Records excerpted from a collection
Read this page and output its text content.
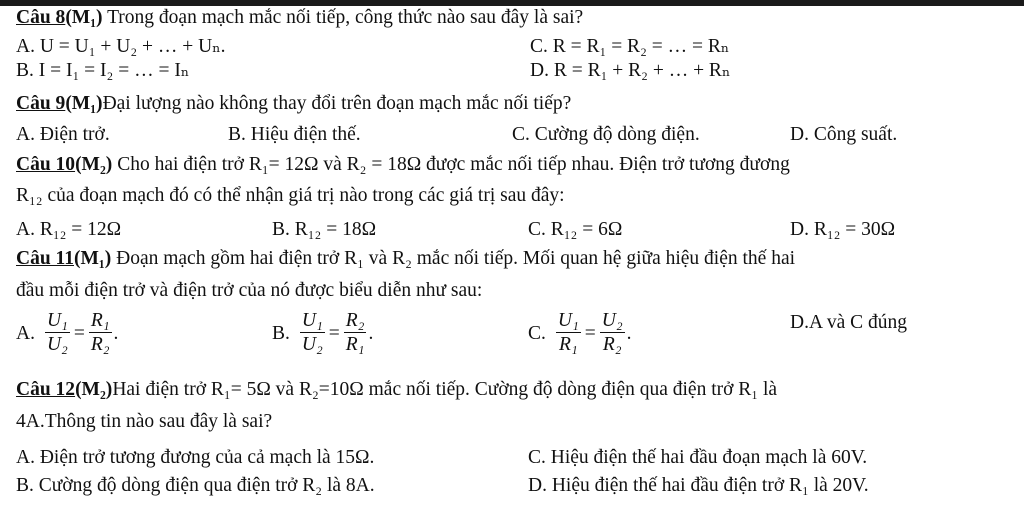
Câu 8(M₁) Trong đoạn mạch mắc nối tiếp, công thức nào sau đây là sai?
A. U = U₁ + U₂ + … + Uₙ.	C. R = R₁ = R₂ = … = Rₙ
B. I = I₁ = I₂ = … = Iₙ	D. R = R₁ + R₂ + … + Rₙ
Câu 9(M₁)Đại lượng nào không thay đổi trên đoạn mạch mắc nối tiếp?
A. Điện trở.	B. Hiệu điện thế.	C. Cường độ dòng điện.	D. Công suất.
Câu 10(M₂) Cho hai điện trở R₁= 12Ω và R₂ = 18Ω được mắc nối tiếp nhau. Điện trở tương đương
R₁₂ của đoạn mạch đó có thể nhận giá trị nào trong các giá trị sau đây:
A. R₁₂ = 12Ω	B. R₁₂ = 18Ω	C. R₁₂ = 6Ω	D. R₁₂ = 30Ω
Câu 11(M₁) Đoạn mạch gồm hai điện trở R₁ và R₂ mắc nối tiếp. Mối quan hệ giữa hiệu điện thế hai
đầu mỗi điện trở và điện trở của nó được biểu diễn như sau:
A. $\frac{\text{U₁}}{\text{U₂}} = \frac{\text{R₁}}{\text{R₂}}$ .	B. $\frac{\text{U₁}}{\text{U₂}} = \frac{\text{R₂}}{\text{R₁}}$ .	C. $\frac{\text{U₁}}{\text{R₁}} = \frac{\text{U₂}}{\text{R₂}}$ .	D.A và C đúng
Câu 12(M₂)Hai điện trở R₁= 5Ω và R₂=10Ω mắc nối tiếp. Cường độ dòng điện qua điện trở R₁ là
4A.Thông tin nào sau đây là sai?
A. Điện trở tương đương của cả mạch là 15Ω.	C. Hiệu điện thế hai đầu đoạn mạch là 60V.
B. Cường độ dòng điện qua điện trở R₂ là 8A.	D. Hiệu điện thế hai đầu điện trở R₁ là 20V.
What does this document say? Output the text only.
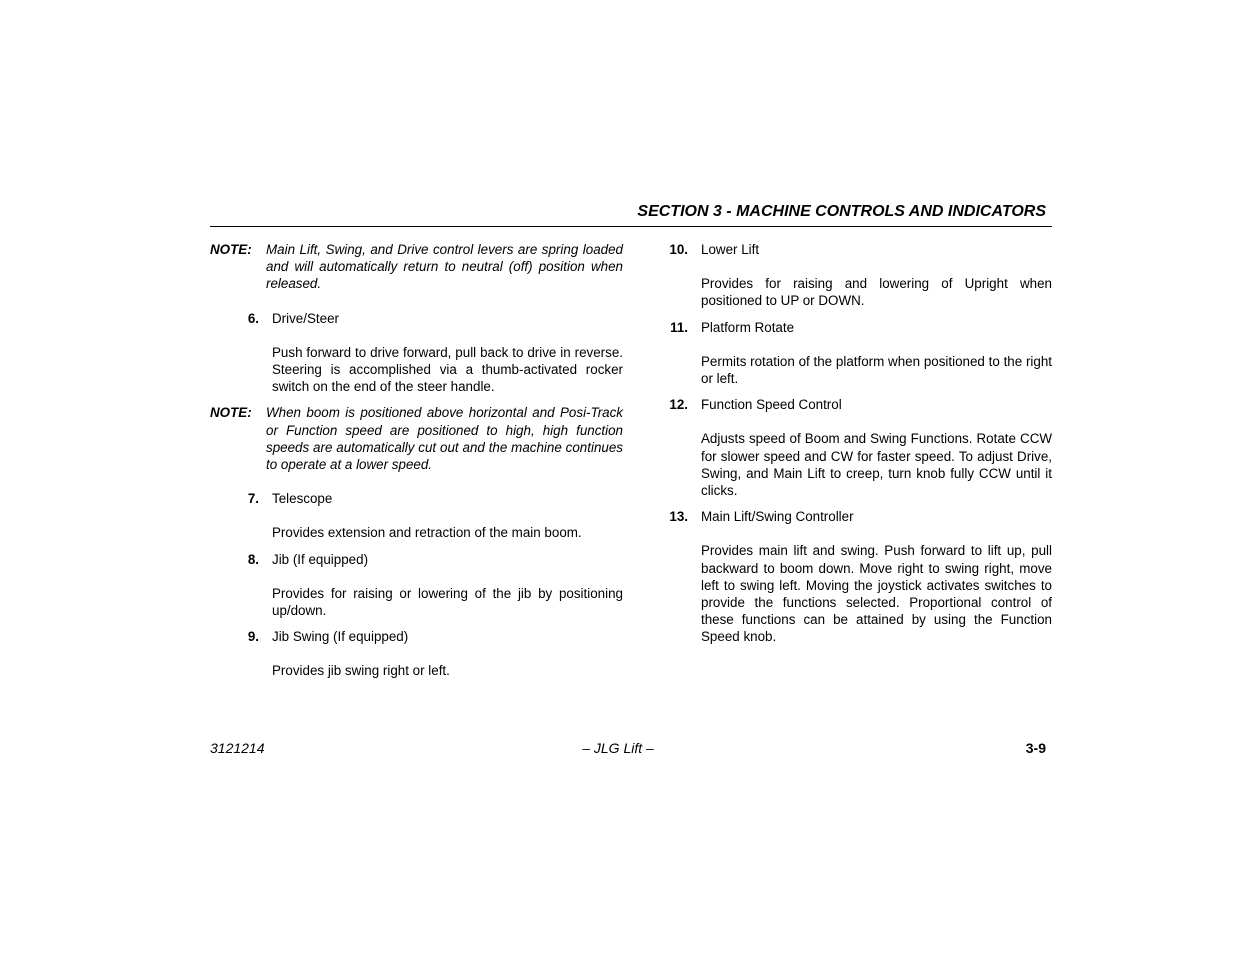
SECTION 3 - MACHINE CONTROLS AND INDICATORS
NOTE: Main Lift, Swing, and Drive control levers are spring loaded and will automatically return to neutral (off) position when released.
6. Drive/Steer
Push forward to drive forward, pull back to drive in reverse. Steering is accomplished via a thumb-activated rocker switch on the end of the steer handle.
NOTE: When boom is positioned above horizontal and Posi-Track or Function speed are positioned to high, high function speeds are automatically cut out and the machine continues to operate at a lower speed.
7. Telescope
Provides extension and retraction of the main boom.
8. Jib (If equipped)
Provides for raising or lowering of the jib by positioning up/down.
9. Jib Swing (If equipped)
Provides jib swing right or left.
10. Lower Lift
Provides for raising and lowering of Upright when positioned to UP or DOWN.
11. Platform Rotate
Permits rotation of the platform when positioned to the right or left.
12. Function Speed Control
Adjusts speed of Boom and Swing Functions. Rotate CCW for slower speed and CW for faster speed. To adjust Drive, Swing, and Main Lift to creep, turn knob fully CCW until it clicks.
13. Main Lift/Swing Controller
Provides main lift and swing. Push forward to lift up, pull backward to boom down. Move right to swing right, move left to swing left. Moving the joystick activates switches to provide the functions selected. Proportional control of these functions can be attained by using the Function Speed knob.
3121214	– JLG Lift –	3-9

What needs to be done
Which lines hold the word "đương"? Return all of them from the records above.

Response below
Câu 10(M₂) Cho hai điện trở R₁= 12Ω và R₂ = 18Ω được mắc nối tiếp nhau. Điện trở tương đương
A. Điện trở tương đương của cả mạch là 15Ω.	C. Hiệu điện thế hai đầu đoạn mạch là 60V.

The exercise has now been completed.